**Material**
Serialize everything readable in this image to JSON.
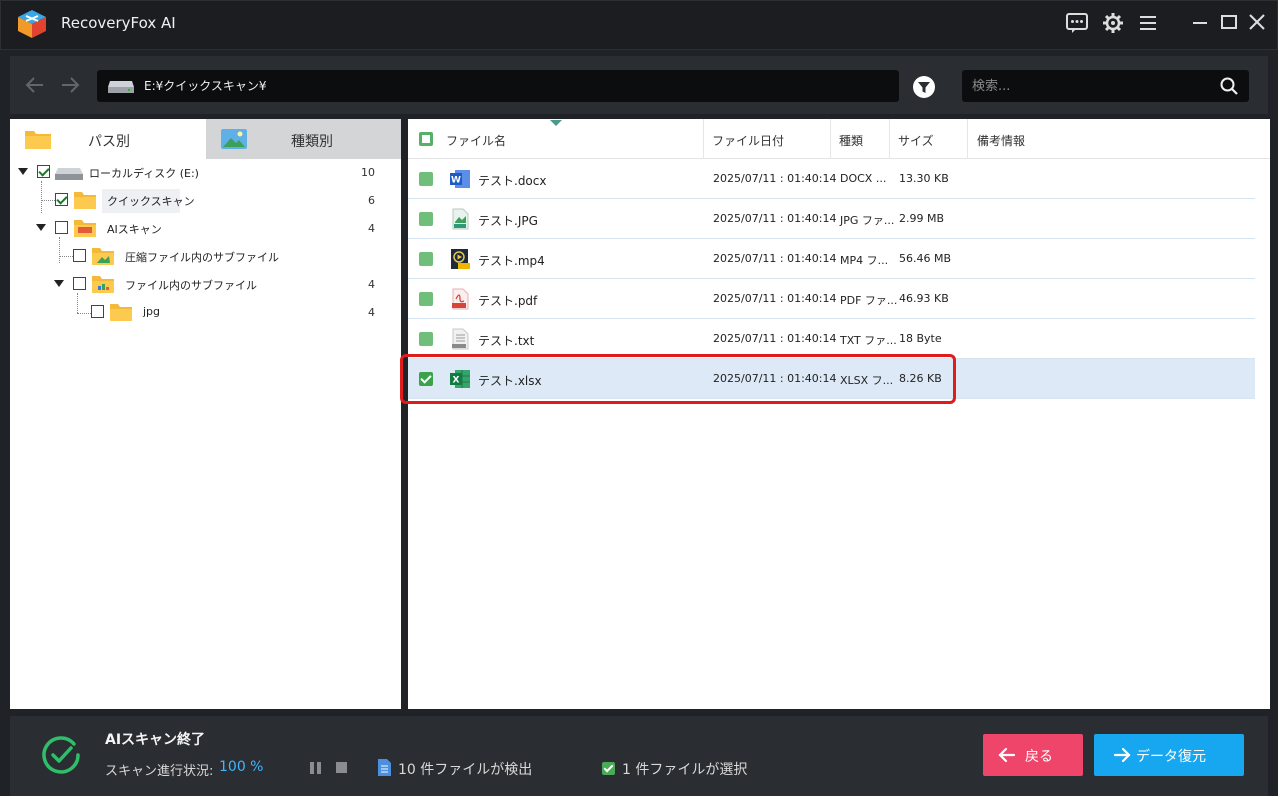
{
  "app": {
    "title": "RecoveryFox AI"
  },
  "pathbar": {
    "path": "E:¥クイックスキャン¥",
    "search_placeholder": "検索..."
  },
  "left": {
    "tabs": [
      {
        "label": "パス別"
      },
      {
        "label": "種類別"
      }
    ],
    "tree": [
      {
        "label": "ローカルディスク (E:)",
        "count": "10",
        "checked": true
      },
      {
        "label": "クイックスキャン",
        "count": "6",
        "checked": true
      },
      {
        "label": "AIスキャン",
        "count": "4",
        "checked": false
      },
      {
        "label": "圧縮ファイル内のサブファイル",
        "count": "",
        "checked": false
      },
      {
        "label": "ファイル内のサブファイル",
        "count": "4",
        "checked": false
      },
      {
        "label": "jpg",
        "count": "4",
        "checked": false
      }
    ]
  },
  "table": {
    "headers": {
      "name": "ファイル名",
      "date": "ファイル日付",
      "type": "種類",
      "size": "サイズ",
      "note": "備考情報"
    },
    "rows": [
      {
        "name": "テスト.docx",
        "date": "2025/07/11 : 01:40:14",
        "type": "DOCX ...",
        "size": "13.30 KB",
        "icon": "word-icon",
        "selected": false
      },
      {
        "name": "テスト.JPG",
        "date": "2025/07/11 : 01:40:14",
        "type": "JPG ファ...",
        "size": "2.99 MB",
        "icon": "jpg-icon",
        "selected": false
      },
      {
        "name": "テスト.mp4",
        "date": "2025/07/11 : 01:40:14",
        "type": "MP4 フ...",
        "size": "56.46 MB",
        "icon": "mp4-icon",
        "selected": false
      },
      {
        "name": "テスト.pdf",
        "date": "2025/07/11 : 01:40:14",
        "type": "PDF ファ...",
        "size": "46.93 KB",
        "icon": "pdf-icon",
        "selected": false
      },
      {
        "name": "テスト.txt",
        "date": "2025/07/11 : 01:40:14",
        "type": "TXT ファ...",
        "size": "18 Byte",
        "icon": "txt-icon",
        "selected": false
      },
      {
        "name": "テスト.xlsx",
        "date": "2025/07/11 : 01:40:14",
        "type": "XLSX フ...",
        "size": "8.26 KB",
        "icon": "excel-icon",
        "selected": true
      }
    ]
  },
  "status": {
    "title": "AIスキャン終了",
    "progress_label": "スキャン進行状況:",
    "progress_value": "100 %",
    "found_text": "10 件ファイルが検出",
    "selected_text": "1 件ファイルが選択"
  },
  "buttons": {
    "back": "戻る",
    "recover": "データ復元"
  },
  "colors": {
    "accent_blue": "#17a7f0",
    "back_pink": "#f0456b",
    "check_green": "#3aa24b",
    "highlight_red": "#e11b1b"
  }
}
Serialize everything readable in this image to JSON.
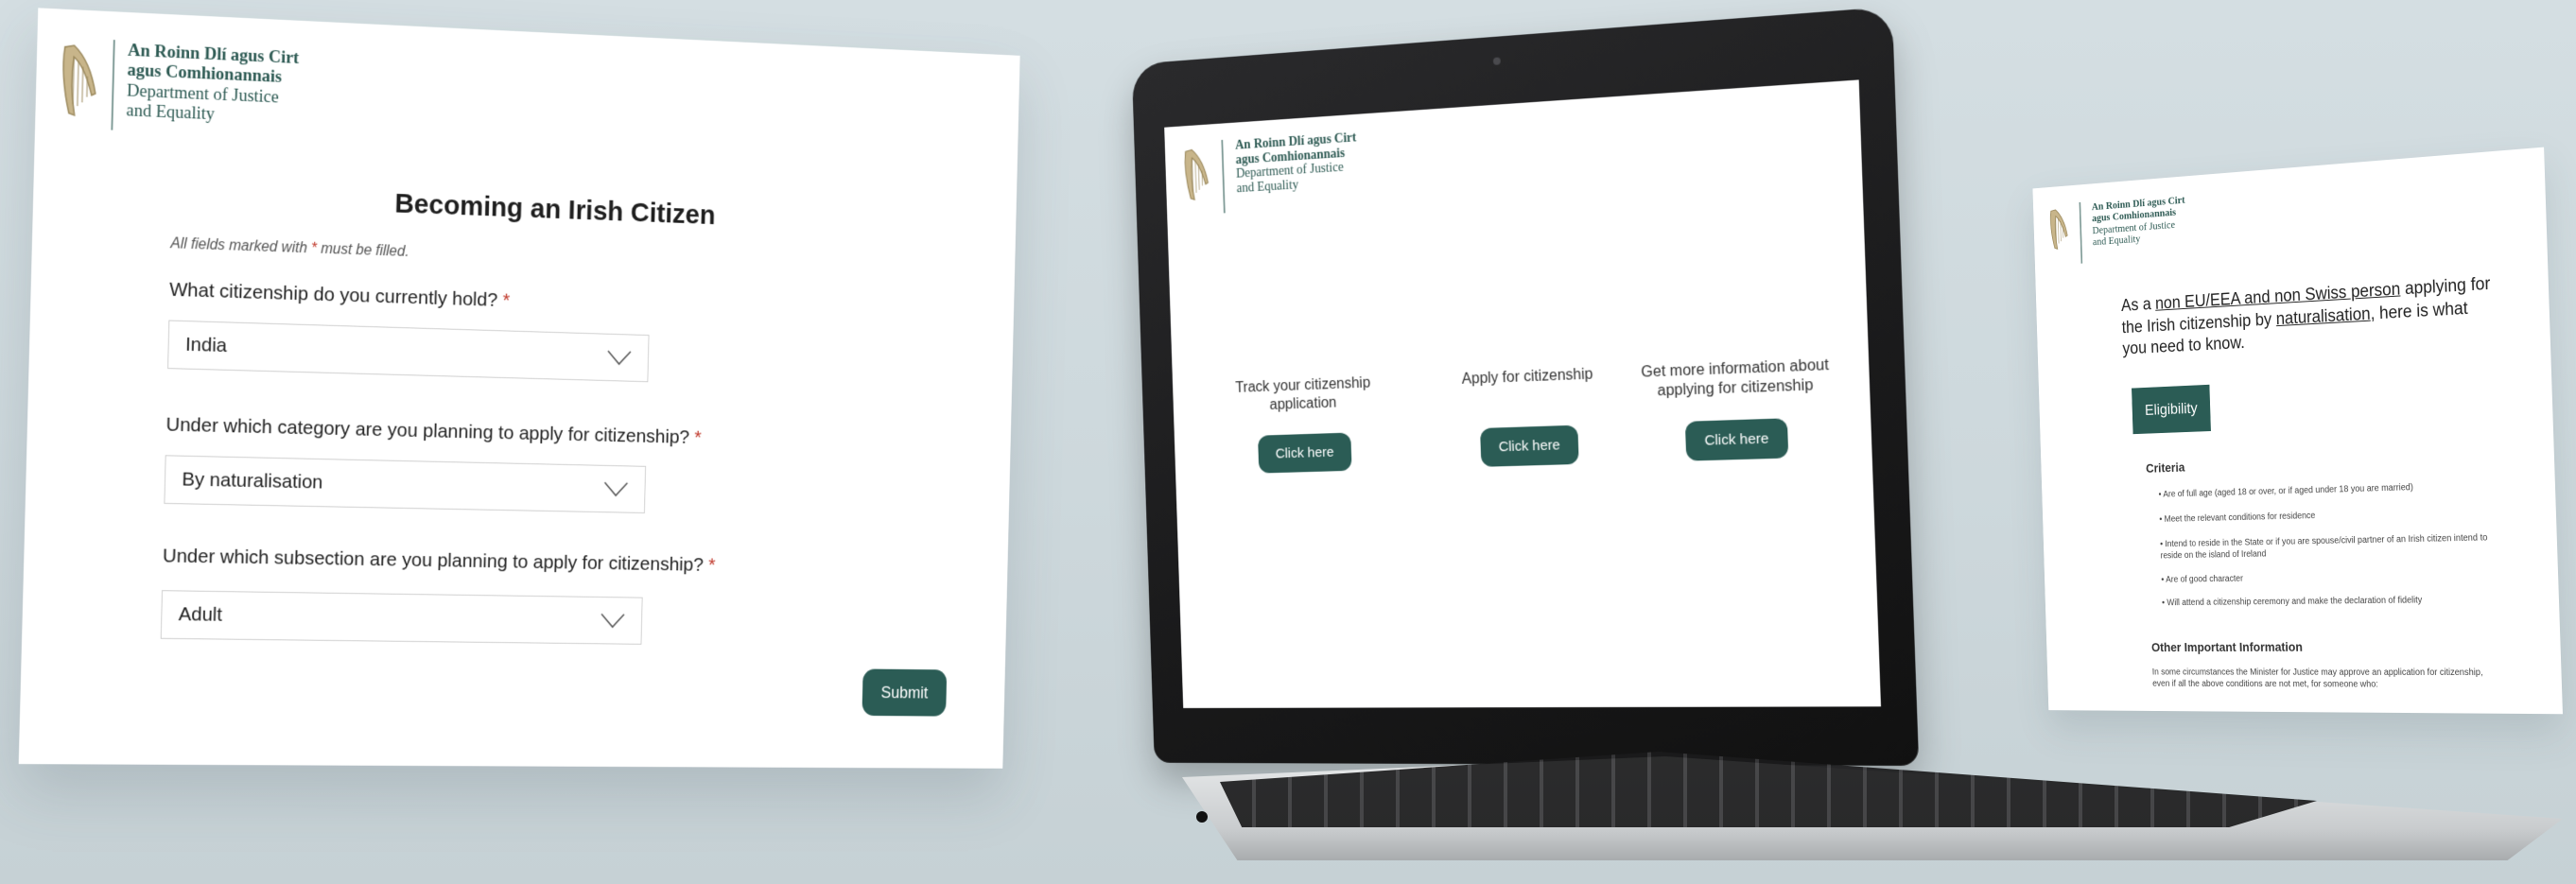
{
  "brand": {
    "line1": "An Roinn Dlí agus Cirt",
    "line2": "agus Comhionannais",
    "line3": "Department of Justice",
    "line4": "and Equality"
  },
  "form": {
    "title": "Becoming an Irish Citizen",
    "note_prefix": "All fields marked with ",
    "note_star": "*",
    "note_suffix": " must be filled.",
    "questions": [
      {
        "label": "What citizenship do you currently hold?",
        "star": "*",
        "value": "India"
      },
      {
        "label": "Under which category are you planning to apply for citizenship?",
        "star": "*",
        "value": "By naturalisation"
      },
      {
        "label": "Under which subsection are you planning to apply for citizenship?",
        "star": "*",
        "value": "Adult"
      }
    ],
    "submit_label": "Submit"
  },
  "laptop": {
    "options": [
      {
        "label": "Track your citizenship application",
        "button": "Click here"
      },
      {
        "label": "Apply for citizenship",
        "button": "Click here"
      },
      {
        "label": "Get more information about applying for citizenship",
        "button": "Click here"
      }
    ]
  },
  "info": {
    "intro_a": "As a ",
    "intro_link1": "non EU/EEA and non Swiss person",
    "intro_b": " applying for the Irish citizenship by ",
    "intro_link2": "naturalisation",
    "intro_c": ", here is what you need to know.",
    "eligibility_label": "Eligibility",
    "criteria_heading": "Criteria",
    "criteria": [
      "• Are of full age (aged 18 or over, or if aged under 18 you are married)",
      "• Meet the relevant conditions for residence",
      "• Intend to reside in the State or if you are spouse/civil partner of an Irish citizen intend to reside on the island of Ireland",
      "• Are of good character",
      "• Will attend a citizenship ceremony and make the declaration of fidelity"
    ],
    "other_heading": "Other Important Information",
    "other_text": "In some circumstances the Minister for Justice may approve an application for citizenship, even if all the above conditions are not met, for someone who:"
  },
  "colors": {
    "brand_green": "#2b5c55",
    "required_red": "#c0392b"
  }
}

**Exercise instructions**
Every line of the data above should be quoted exactly. Omit the pictures.

**Reply**
Serialize everything readable in this image to JSON.
{
  "app": {
    "title": "RecoveryFox AI"
  },
  "pathbar": {
    "path": "E:¥クイックスキャン¥",
    "search_placeholder": "検索..."
  },
  "left": {
    "tabs": [
      {
        "label": "パス別"
      },
      {
        "label": "種類別"
      }
    ],
    "tree": [
      {
        "label": "ローカルディスク (E:)",
        "count": "10",
        "checked": true
      },
      {
        "label": "クイックスキャン",
        "count": "6",
        "checked": true
      },
      {
        "label": "AIスキャン",
        "count": "4",
        "checked": false
      },
      {
        "label": "圧縮ファイル内のサブファイル",
        "count": "",
        "checked": false
      },
      {
        "label": "ファイル内のサブファイル",
        "count": "4",
        "checked": false
      },
      {
        "label": "jpg",
        "count": "4",
        "checked": false
      }
    ]
  },
  "table": {
    "headers": {
      "name": "ファイル名",
      "date": "ファイル日付",
      "type": "種類",
      "size": "サイズ",
      "note": "備考情報"
    },
    "rows": [
      {
        "name": "テスト.docx",
        "date": "2025/07/11 : 01:40:14",
        "type": "DOCX ...",
        "size": "13.30 KB",
        "icon": "word-icon",
        "selected": false
      },
      {
        "name": "テスト.JPG",
        "date": "2025/07/11 : 01:40:14",
        "type": "JPG ファ...",
        "size": "2.99 MB",
        "icon": "jpg-icon",
        "selected": false
      },
      {
        "name": "テスト.mp4",
        "date": "2025/07/11 : 01:40:14",
        "type": "MP4 フ...",
        "size": "56.46 MB",
        "icon": "mp4-icon",
        "selected": false
      },
      {
        "name": "テスト.pdf",
        "date": "2025/07/11 : 01:40:14",
        "type": "PDF ファ...",
        "size": "46.93 KB",
        "icon": "pdf-icon",
        "selected": false
      },
      {
        "name": "テスト.txt",
        "date": "2025/07/11 : 01:40:14",
        "type": "TXT ファ...",
        "size": "18 Byte",
        "icon": "txt-icon",
        "selected": false
      },
      {
        "name": "テスト.xlsx",
        "date": "2025/07/11 : 01:40:14",
        "type": "XLSX フ...",
        "size": "8.26 KB",
        "icon": "excel-icon",
        "selected": true
      }
    ]
  },
  "status": {
    "title": "AIスキャン終了",
    "progress_label": "スキャン進行状況:",
    "progress_value": "100 %",
    "found_text": "10 件ファイルが検出",
    "selected_text": "1 件ファイルが選択"
  },
  "buttons": {
    "back": "戻る",
    "recover": "データ復元"
  },
  "colors": {
    "accent_blue": "#17a7f0",
    "back_pink": "#f0456b",
    "check_green": "#3aa24b",
    "highlight_red": "#e11b1b"
  }
}
Serialize everything readable in this image to JSON.
{
  "brand": {
    "line1": "An Roinn Dlí agus Cirt",
    "line2": "agus Comhionannais",
    "line3": "Department of Justice",
    "line4": "and Equality"
  },
  "form": {
    "title": "Becoming an Irish Citizen",
    "note_prefix": "All fields marked with ",
    "note_star": "*",
    "note_suffix": " must be filled.",
    "questions": [
      {
        "label": "What citizenship do you currently hold?",
        "star": "*",
        "value": "India"
      },
      {
        "label": "Under which category are you planning to apply for citizenship?",
        "star": "*",
        "value": "By naturalisation"
      },
      {
        "label": "Under which subsection are you planning to apply for citizenship?",
        "star": "*",
        "value": "Adult"
      }
    ],
    "submit_label": "Submit"
  },
  "laptop": {
    "options": [
      {
        "label": "Track your citizenship application",
        "button": "Click here"
      },
      {
        "label": "Apply for citizenship",
        "button": "Click here"
      },
      {
        "label": "Get more information about applying for citizenship",
        "button": "Click here"
      }
    ]
  },
  "info": {
    "intro_a": "As a ",
    "intro_link1": "non EU/EEA and non Swiss person",
    "intro_b": " applying for the Irish citizenship by ",
    "intro_link2": "naturalisation",
    "intro_c": ", here is what you need to know.",
    "eligibility_label": "Eligibility",
    "criteria_heading": "Criteria",
    "criteria": [
      "• Are of full age (aged 18 or over, or if aged under 18 you are married)",
      "• Meet the relevant conditions for residence",
      "• Intend to reside in the State or if you are spouse/civil partner of an Irish citizen intend to reside on the island of Ireland",
      "• Are of good character",
      "• Will attend a citizenship ceremony and make the declaration of fidelity"
    ],
    "other_heading": "Other Important Information",
    "other_text": "In some circumstances the Minister for Justice may approve an application for citizenship, even if all the above conditions are not met, for someone who:"
  },
  "colors": {
    "brand_green": "#2b5c55",
    "required_red": "#c0392b"
  }
}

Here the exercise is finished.